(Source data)
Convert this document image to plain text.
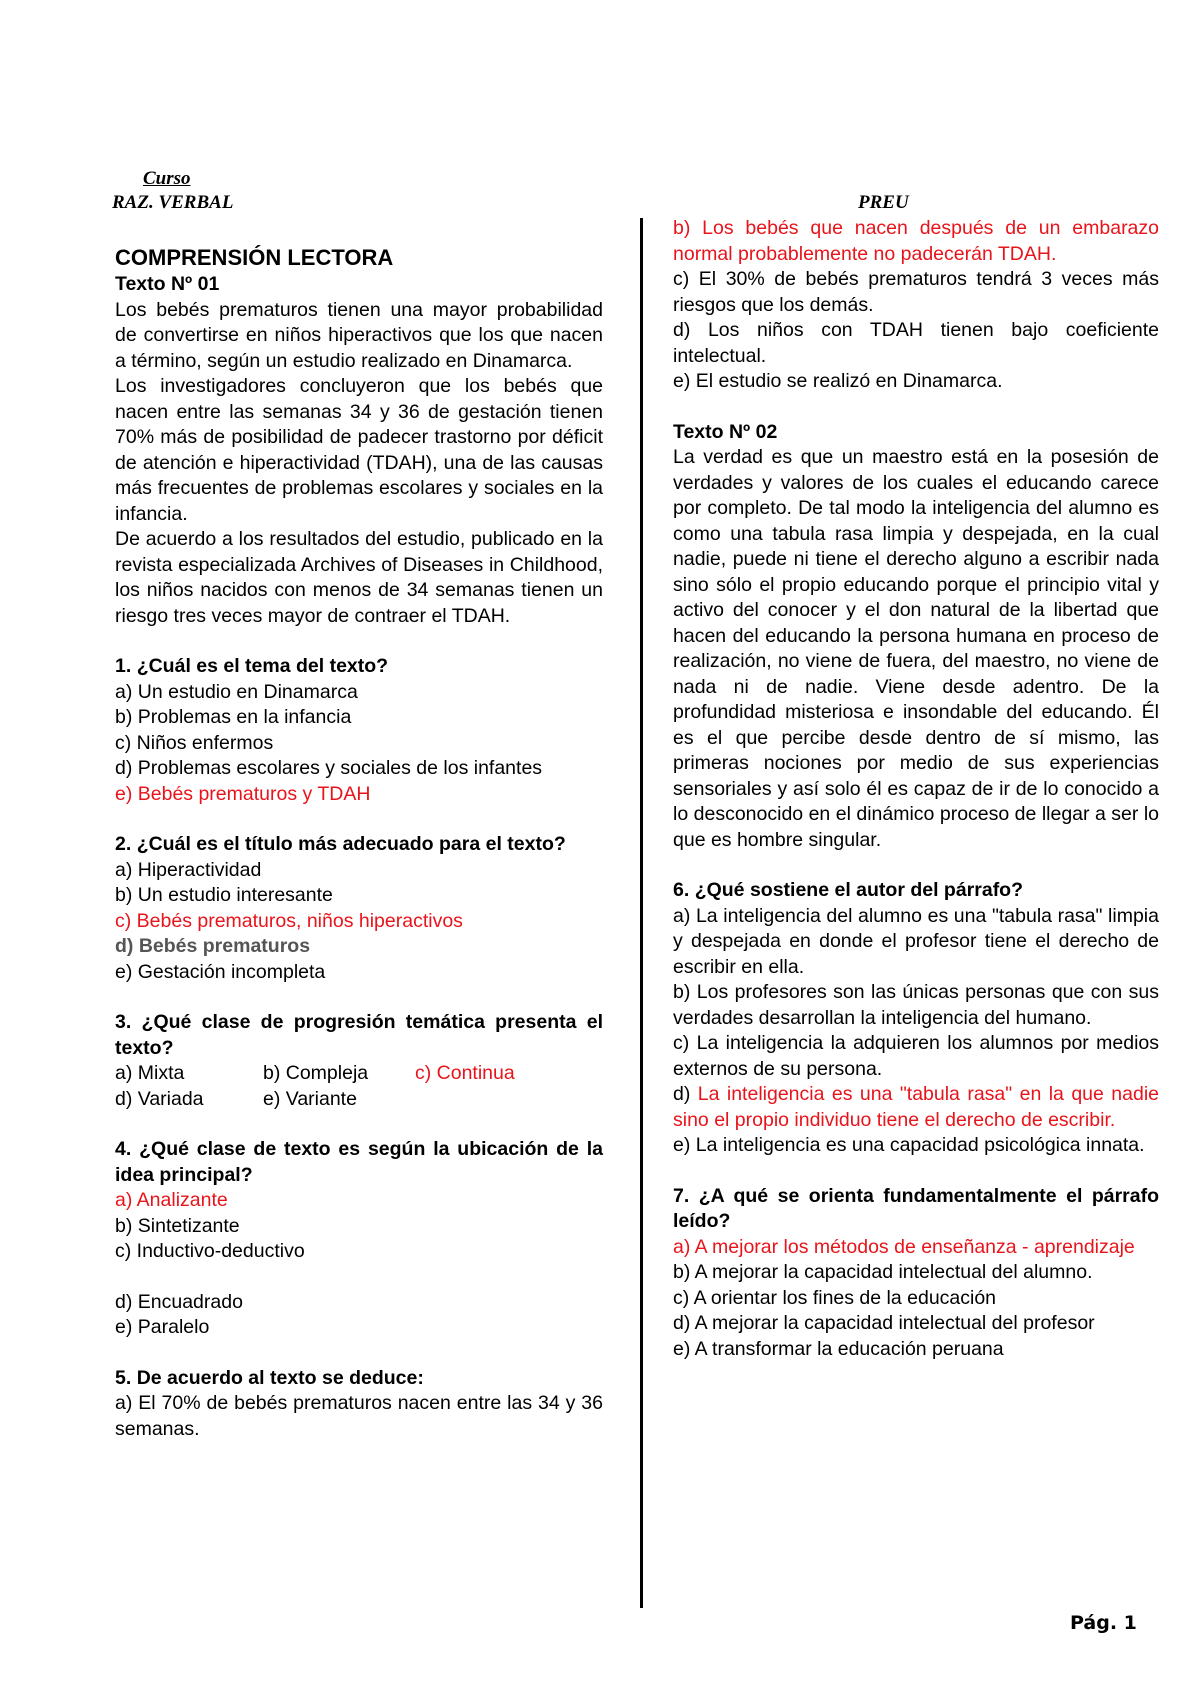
Curso
RAZ. VERBAL	PREU

COMPRENSIÓN LECTORA

Texto Nº 01

Los bebés prematuros tienen una mayor probabilidad de convertirse en niños hiperactivos que los que nacen a término, según un estudio realizado en Dinamarca.

Los investigadores concluyeron que los bebés que nacen entre las semanas 34 y 36 de gestación tienen 70% más de posibilidad de padecer trastorno por déficit de atención e hiperactividad (TDAH), una de las causas más frecuentes de problemas escolares y sociales en la infancia.

De acuerdo a los resultados del estudio, publicado en la revista especializada Archives of Diseases in Childhood, los niños nacidos con menos de 34 semanas tienen un riesgo tres veces mayor de contraer el TDAH.

1. ¿Cuál es el tema del texto?

a) Un estudio en Dinamarca

b) Problemas en la infancia

c) Niños enfermos

d) Problemas escolares y sociales de los infantes

e) Bebés prematuros y TDAH

2. ¿Cuál es el título más adecuado para el texto?

a) Hiperactividad

b) Un estudio interesante

c) Bebés prematuros, niños hiperactivos

d) Bebés prematuros

e) Gestación incompleta

3. ¿Qué clase de progresión temática presenta el texto?

a) Mixta	b) Compleja	c) Continua
d) Variada	e) Variante

4. ¿Qué clase de texto es según la ubicación de la idea principal?

a) Analizante

b) Sintetizante

c) Inductivo-deductivo

d) Encuadrado

e) Paralelo

5. De acuerdo al texto se deduce:

a) El 70% de bebés prematuros nacen entre las 34 y 36 semanas.

b) Los bebés que nacen después de un embarazo normal probablemente no padecerán TDAH.

c) El 30% de bebés prematuros tendrá 3 veces más riesgos que los demás.

d) Los niños con TDAH tienen bajo coeficiente intelectual.

e) El estudio se realizó en Dinamarca.

Texto Nº 02

La verdad es que un maestro está en la posesión de verdades y valores de los cuales el educando carece por completo. De tal modo la inteligencia del alumno es como una tabula rasa limpia y despejada, en la cual nadie, puede ni tiene el derecho alguno a escribir nada sino sólo el propio educando porque el principio vital y activo del conocer y el don natural de la libertad que hacen del educando la persona humana en proceso de realización, no viene de fuera, del maestro, no viene de nada ni de nadie. Viene desde adentro. De la profundidad misteriosa e insondable del educando. Él es el que percibe desde dentro de sí mismo, las primeras nociones por medio de sus experiencias sensoriales y así solo él es capaz de ir de lo conocido a lo desconocido en el dinámico proceso de llegar a ser lo que es hombre singular.

6. ¿Qué sostiene el autor del párrafo?

a) La inteligencia del alumno es una "tabula rasa" limpia y despejada en donde el profesor tiene el derecho de escribir en ella.

b) Los profesores son las únicas personas que con sus verdades desarrollan la inteligencia del humano.

c) La inteligencia la adquieren los alumnos por medios externos de su persona.

d) La inteligencia es una "tabula rasa" en la que nadie sino el propio individuo tiene el derecho de escribir.

e) La inteligencia es una capacidad psicológica innata.

7. ¿A qué se orienta fundamentalmente el párrafo leído?

a) A mejorar los métodos de enseñanza - aprendizaje

b) A mejorar la capacidad intelectual del alumno.

c) A orientar los fines de la educación

d) A mejorar la capacidad intelectual del profesor

e) A transformar la educación peruana

Pág. 1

Short exercise » Copy every record above exactly as written, but leave out the pictures.

Task answer »
Convert this document image to plain text.
Curso
RAZ. VERBAL	PREU

COMPRENSIÓN LECTORA

Texto Nº 01

Los bebés prematuros tienen una mayor probabilidad de convertirse en niños hiperactivos que los que nacen a término, según un estudio realizado en Dinamarca.

Los investigadores concluyeron que los bebés que nacen entre las semanas 34 y 36 de gestación tienen 70% más de posibilidad de padecer trastorno por déficit de atención e hiperactividad (TDAH), una de las causas más frecuentes de problemas escolares y sociales en la infancia.

De acuerdo a los resultados del estudio, publicado en la revista especializada Archives of Diseases in Childhood, los niños nacidos con menos de 34 semanas tienen un riesgo tres veces mayor de contraer el TDAH.

1. ¿Cuál es el tema del texto?

a) Un estudio en Dinamarca

b) Problemas en la infancia

c) Niños enfermos

d) Problemas escolares y sociales de los infantes

e) Bebés prematuros y TDAH

2. ¿Cuál es el título más adecuado para el texto?

a) Hiperactividad

b) Un estudio interesante

c) Bebés prematuros, niños hiperactivos

d) Bebés prematuros

e) Gestación incompleta

3. ¿Qué clase de progresión temática presenta el texto?

a) Mixta	b) Compleja	c) Continua
d) Variada	e) Variante

4. ¿Qué clase de texto es según la ubicación de la idea principal?

a) Analizante

b) Sintetizante

c) Inductivo-deductivo

d) Encuadrado

e) Paralelo

5. De acuerdo al texto se deduce:

a) El 70% de bebés prematuros nacen entre las 34 y 36 semanas.

b) Los bebés que nacen después de un embarazo normal probablemente no padecerán TDAH.

c) El 30% de bebés prematuros tendrá 3 veces más riesgos que los demás.

d) Los niños con TDAH tienen bajo coeficiente intelectual.

e) El estudio se realizó en Dinamarca.

Texto Nº 02

La verdad es que un maestro está en la posesión de verdades y valores de los cuales el educando carece por completo. De tal modo la inteligencia del alumno es como una tabula rasa limpia y despejada, en la cual nadie, puede ni tiene el derecho alguno a escribir nada sino sólo el propio educando porque el principio vital y activo del conocer y el don natural de la libertad que hacen del educando la persona humana en proceso de realización, no viene de fuera, del maestro, no viene de nada ni de nadie. Viene desde adentro. De la profundidad misteriosa e insondable del educando. Él es el que percibe desde dentro de sí mismo, las primeras nociones por medio de sus experiencias sensoriales y así solo él es capaz de ir de lo conocido a lo desconocido en el dinámico proceso de llegar a ser lo que es hombre singular.

6. ¿Qué sostiene el autor del párrafo?

a) La inteligencia del alumno es una "tabula rasa" limpia y despejada en donde el profesor tiene el derecho de escribir en ella.

b) Los profesores son las únicas personas que con sus verdades desarrollan la inteligencia del humano.

c) La inteligencia la adquieren los alumnos por medios externos de su persona.

d) La inteligencia es una "tabula rasa" en la que nadie sino el propio individuo tiene el derecho de escribir.

e) La inteligencia es una capacidad psicológica innata.

7. ¿A qué se orienta fundamentalmente el párrafo leído?

a) A mejorar los métodos de enseñanza - aprendizaje

b) A mejorar la capacidad intelectual del alumno.

c) A orientar los fines de la educación

d) A mejorar la capacidad intelectual del profesor

e) A transformar la educación peruana

Pág. 1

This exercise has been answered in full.